ESTRATTO ->

━━━

Ho portato mio padre a morire nel suo ultimo letto lontano da casa. Mia madre vuole che dorma con lei, nel posto di mio padre. Io, invece, dormo da solo girato su un lato fino all'alba. Mia nipote vuole che giochi con lei a pallone, a mercante in fiera e a scopone scientifico. Ma non sa le regole, si vince un solo punto quando fai la primiera di sette.

sabato 29 agosto 2015

Pane scordato

Quanti alberi ho piantato intorno a me in questa casa. Ogni anno ne pianto diversi. Tanti seccano per mancanza di acqua e di accudimento. Altri superano la barriera del secco, del vento micidiale e sembrano dare i frutti sperati. Limoni, cinque limoni, melograno un melograno, fichidindia 50 fichidindia. C'è una strada stretta da fare per chiunque, i primi anni sono difficili. Ma quando la pianta ha fatto le radici l'anno dopo tutto si moltiplica e i le foglie e i rami si moltiplicano, anzi devi cominciare a potare e riportare ordine e disciplina.

Sono passati una decina di anni da quando ho iniziato a scavare buche e coprire di terra radici di ulivi e gelsomini. Ne sono passati anche venti di anni. Sembra ieri, non è vero? Invece non è così. Papà diceva, scava ancora. Fai la fossa ancora più grande per dare umido alle radici. Io pensavo, che scocciatura. Invece aveva ragione lui. Le piccole fosse fanno morire le piante e così è stato quando ho fatto da solo. La culla deve essere spaziosa per il piccolo che cresce.

Se vuoi vedere un pulcino qualcuno deve covare le uova fecondate. Se vuoi qualcosa non aspettare, cercala questa cosa. Investire è la cosa decisiva e delicata perché richiede risorse e tempestività. La fortuna fa il resto, poi la sfortuna compensa tutto. Il maestro disse a mia madre, questo ragazzo ha un anno di vantaggio sugli altri ma prima o poi lo perderà. Un altro disse chi è primo a scuola sarà l'ultimo nella vita. Infatti un pò è andata così e i profeti sono stati accontentati.

Pare che mangio pane scordato. Non sono tante le cose che restano da fare perché non ci sarà il tempo farle. E neanche la stessa forza ci sarà più. Forse troverò un'altra energia ancora più intensa, forse mi fa piacere pensarlo. Intanto, però, il cipresso si è fatto alto e anche l'oleandro è quasi adulto. Per la prima volta raccoglierò quanto basta per avere l'olio a tavola e non comprarlo.

Ora forse ho capito cosa mi è successo in questi anni, posso farcela ad andare avanti, magari a zigzag, ma guardando sempre lo stessa boa davanti a me. Avrei voluto avere qualcuno vicino che si chiamasse Consolazione, magari una figlia di nome Consuelo. Avrebbe accarezzato le mie sere di vecchio signore rimbambito. Invece non ho figli nè mi chiamo Consolato. Ma ne ho tanti di amici e di affetti lo stesso, per lo più lontani. Mi consola saperlo in questi giorni di solitudine e di confinamento che sembrano e sono anche i giorni di salute e di sogno nella natura.

━━━

DATI ESTRATTI ->
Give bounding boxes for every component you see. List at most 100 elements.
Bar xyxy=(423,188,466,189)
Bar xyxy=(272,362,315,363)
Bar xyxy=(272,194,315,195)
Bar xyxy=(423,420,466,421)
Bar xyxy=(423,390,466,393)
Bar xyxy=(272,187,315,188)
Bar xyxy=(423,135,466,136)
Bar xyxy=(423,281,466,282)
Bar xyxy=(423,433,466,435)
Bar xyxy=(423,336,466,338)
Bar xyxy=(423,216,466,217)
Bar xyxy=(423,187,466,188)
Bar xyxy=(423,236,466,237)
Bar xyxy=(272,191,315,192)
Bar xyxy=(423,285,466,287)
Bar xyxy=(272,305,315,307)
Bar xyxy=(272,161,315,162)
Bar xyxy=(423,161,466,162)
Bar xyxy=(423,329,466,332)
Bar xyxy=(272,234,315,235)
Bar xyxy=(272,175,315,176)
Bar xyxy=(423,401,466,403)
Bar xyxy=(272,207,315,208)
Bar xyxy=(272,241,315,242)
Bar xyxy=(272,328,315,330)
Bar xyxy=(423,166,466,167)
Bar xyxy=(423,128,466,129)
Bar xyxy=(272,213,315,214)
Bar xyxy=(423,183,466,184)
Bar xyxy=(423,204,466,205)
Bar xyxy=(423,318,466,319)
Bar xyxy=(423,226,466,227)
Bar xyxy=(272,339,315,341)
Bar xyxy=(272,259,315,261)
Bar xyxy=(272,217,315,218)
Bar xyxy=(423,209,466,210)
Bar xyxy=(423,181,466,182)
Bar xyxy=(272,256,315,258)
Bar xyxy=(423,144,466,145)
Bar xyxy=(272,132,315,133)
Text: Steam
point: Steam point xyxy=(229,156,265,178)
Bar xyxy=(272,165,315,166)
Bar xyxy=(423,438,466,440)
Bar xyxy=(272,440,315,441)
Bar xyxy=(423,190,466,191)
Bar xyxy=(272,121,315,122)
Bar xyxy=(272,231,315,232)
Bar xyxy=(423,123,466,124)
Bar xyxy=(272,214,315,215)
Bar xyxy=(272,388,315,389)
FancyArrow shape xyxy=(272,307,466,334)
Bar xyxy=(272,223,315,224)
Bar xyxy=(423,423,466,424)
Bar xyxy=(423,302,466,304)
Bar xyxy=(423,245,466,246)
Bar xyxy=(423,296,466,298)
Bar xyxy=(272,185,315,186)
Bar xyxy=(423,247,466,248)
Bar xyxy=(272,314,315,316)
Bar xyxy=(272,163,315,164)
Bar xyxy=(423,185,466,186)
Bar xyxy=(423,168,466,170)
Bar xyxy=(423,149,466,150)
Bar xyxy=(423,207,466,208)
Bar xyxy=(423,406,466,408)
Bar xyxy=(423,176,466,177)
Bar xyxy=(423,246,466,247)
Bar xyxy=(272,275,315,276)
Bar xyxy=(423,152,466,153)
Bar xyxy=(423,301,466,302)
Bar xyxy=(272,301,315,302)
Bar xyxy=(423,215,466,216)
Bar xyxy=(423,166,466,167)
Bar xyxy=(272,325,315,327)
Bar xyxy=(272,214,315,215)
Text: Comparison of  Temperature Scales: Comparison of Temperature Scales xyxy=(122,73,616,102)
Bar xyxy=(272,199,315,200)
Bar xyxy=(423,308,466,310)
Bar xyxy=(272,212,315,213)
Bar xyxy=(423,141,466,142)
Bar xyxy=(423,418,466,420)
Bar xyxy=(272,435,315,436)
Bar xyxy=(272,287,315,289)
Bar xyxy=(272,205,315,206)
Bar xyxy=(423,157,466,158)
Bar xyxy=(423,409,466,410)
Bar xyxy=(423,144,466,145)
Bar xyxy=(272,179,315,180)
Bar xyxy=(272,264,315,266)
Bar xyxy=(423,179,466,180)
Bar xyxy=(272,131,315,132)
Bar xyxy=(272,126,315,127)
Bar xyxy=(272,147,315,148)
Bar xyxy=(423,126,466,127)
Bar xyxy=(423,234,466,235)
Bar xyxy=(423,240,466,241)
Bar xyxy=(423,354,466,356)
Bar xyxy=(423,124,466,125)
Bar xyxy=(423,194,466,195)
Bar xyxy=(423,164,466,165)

━━━

COMPITI DA SVOLGERE ->
a) Rispondi a queste domande sull'estratto:
(i) Quanti limoni vengono nominati?
(ii) Secondo il padre, come andava fatta la fossa e perché?
(iii) Quale nome avrebbe potuto avere la figlia desiderata?
b) Ripeti dall'estratto, senza modifiche, il passo che va da "Ho portato mio" fino a "primiera di sette.".

RISPOSTE PER COMPITO ->
a)
(i) Cinque.
(ii) Ancora più grande, per dare umido alle radici.
(iii) Consuelo.

b)
Ho portato mio padre a morire nel suo ultimo letto lontano da casa. Mia madre vuole che dorma con lei, nel posto di mio padre. Io, invece, dormo da solo girato su un lato fino all'alba. Mia nipote vuole che giochi con lei a pallone, a mercante in fiera e a scopone scientifico. Ma non sa le regole, si vince un solo punto quando fai la primiera di sette.